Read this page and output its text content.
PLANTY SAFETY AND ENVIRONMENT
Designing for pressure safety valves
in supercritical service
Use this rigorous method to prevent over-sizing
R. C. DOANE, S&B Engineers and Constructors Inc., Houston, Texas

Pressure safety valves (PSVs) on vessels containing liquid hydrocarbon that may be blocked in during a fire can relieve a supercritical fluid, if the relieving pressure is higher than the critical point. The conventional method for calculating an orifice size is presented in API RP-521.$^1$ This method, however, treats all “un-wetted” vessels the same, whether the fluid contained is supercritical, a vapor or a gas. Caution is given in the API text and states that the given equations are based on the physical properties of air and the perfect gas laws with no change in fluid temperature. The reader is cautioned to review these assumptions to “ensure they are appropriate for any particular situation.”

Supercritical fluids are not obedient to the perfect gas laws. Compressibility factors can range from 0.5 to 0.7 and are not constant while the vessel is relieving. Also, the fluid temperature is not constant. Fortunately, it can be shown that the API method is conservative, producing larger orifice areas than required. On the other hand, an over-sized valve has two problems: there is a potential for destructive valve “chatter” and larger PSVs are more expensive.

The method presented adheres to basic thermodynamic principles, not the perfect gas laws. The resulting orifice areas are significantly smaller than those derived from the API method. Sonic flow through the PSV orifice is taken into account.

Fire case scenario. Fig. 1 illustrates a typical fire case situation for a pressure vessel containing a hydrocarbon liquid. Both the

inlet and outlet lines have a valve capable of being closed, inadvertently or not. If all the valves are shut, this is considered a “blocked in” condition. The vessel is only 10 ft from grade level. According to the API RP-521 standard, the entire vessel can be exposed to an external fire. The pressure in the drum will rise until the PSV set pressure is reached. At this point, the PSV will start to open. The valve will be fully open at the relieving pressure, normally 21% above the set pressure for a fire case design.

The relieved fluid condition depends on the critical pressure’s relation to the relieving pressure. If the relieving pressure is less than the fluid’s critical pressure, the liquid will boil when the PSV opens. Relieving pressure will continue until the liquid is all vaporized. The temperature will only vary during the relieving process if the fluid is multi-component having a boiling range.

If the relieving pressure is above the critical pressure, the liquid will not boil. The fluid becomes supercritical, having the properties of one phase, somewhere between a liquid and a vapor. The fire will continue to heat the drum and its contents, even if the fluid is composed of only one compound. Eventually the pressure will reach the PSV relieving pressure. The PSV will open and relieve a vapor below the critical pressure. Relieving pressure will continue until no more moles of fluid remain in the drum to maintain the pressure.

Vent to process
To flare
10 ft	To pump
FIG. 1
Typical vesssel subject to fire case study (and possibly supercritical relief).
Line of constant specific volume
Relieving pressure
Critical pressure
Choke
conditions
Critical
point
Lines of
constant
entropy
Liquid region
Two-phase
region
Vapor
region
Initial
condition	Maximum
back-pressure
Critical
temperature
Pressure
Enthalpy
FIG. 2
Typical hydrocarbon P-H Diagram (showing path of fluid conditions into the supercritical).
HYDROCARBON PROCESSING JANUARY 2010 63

== What to work on ==
Set down the listing in full, keeping every word exactly as it is.

== Exercise solution ==
Read this page and output its text content.
PLANTY SAFETY AND ENVIRONMENT
Designing for pressure safety valves
in supercritical service
Use this rigorous method to prevent over-sizing
R. C. DOANE, S&B Engineers and Constructors Inc., Houston, Texas

Pressure safety valves (PSVs) on vessels containing liquid hydrocarbon that may be blocked in during a fire can relieve a supercritical fluid, if the relieving pressure is higher than the critical point. The conventional method for calculating an orifice size is presented in API RP-521.$^1$ This method, however, treats all “un-wetted” vessels the same, whether the fluid contained is supercritical, a vapor or a gas. Caution is given in the API text and states that the given equations are based on the physical properties of air and the perfect gas laws with no change in fluid temperature. The reader is cautioned to review these assumptions to “ensure they are appropriate for any particular situation.”

Supercritical fluids are not obedient to the perfect gas laws. Compressibility factors can range from 0.5 to 0.7 and are not constant while the vessel is relieving. Also, the fluid temperature is not constant. Fortunately, it can be shown that the API method is conservative, producing larger orifice areas than required. On the other hand, an over-sized valve has two problems: there is a potential for destructive valve “chatter” and larger PSVs are more expensive.

The method presented adheres to basic thermodynamic principles, not the perfect gas laws. The resulting orifice areas are significantly smaller than those derived from the API method. Sonic flow through the PSV orifice is taken into account.

Fire case scenario. Fig. 1 illustrates a typical fire case situation for a pressure vessel containing a hydrocarbon liquid. Both the

inlet and outlet lines have a valve capable of being closed, inadvertently or not. If all the valves are shut, this is considered a “blocked in” condition. The vessel is only 10 ft from grade level. According to the API RP-521 standard, the entire vessel can be exposed to an external fire. The pressure in the drum will rise until the PSV set pressure is reached. At this point, the PSV will start to open. The valve will be fully open at the relieving pressure, normally 21% above the set pressure for a fire case design.

The relieved fluid condition depends on the critical pressure’s relation to the relieving pressure. If the relieving pressure is less than the fluid’s critical pressure, the liquid will boil when the PSV opens. Relieving pressure will continue until the liquid is all vaporized. The temperature will only vary during the relieving process if the fluid is multi-component having a boiling range.

If the relieving pressure is above the critical pressure, the liquid will not boil. The fluid becomes supercritical, having the properties of one phase, somewhere between a liquid and a vapor. The fire will continue to heat the drum and its contents, even if the fluid is composed of only one compound. Eventually the pressure will reach the PSV relieving pressure. The PSV will open and relieve a vapor below the critical pressure. Relieving pressure will continue until no more moles of fluid remain in the drum to maintain the pressure.

Vent to process
To flare
10 ft	To pump
FIG. 1
Typical vesssel subject to fire case study (and possibly supercritical relief).
Line of constant specific volume
Relieving pressure
Critical pressure
Choke
conditions
Critical
point
Lines of
constant
entropy
Liquid region
Two-phase
region
Vapor
region
Initial
condition	Maximum
back-pressure
Critical
temperature
Pressure
Enthalpy
FIG. 2
Typical hydrocarbon P-H Diagram (showing path of fluid conditions into the supercritical).
HYDROCARBON PROCESSING JANUARY 2010 63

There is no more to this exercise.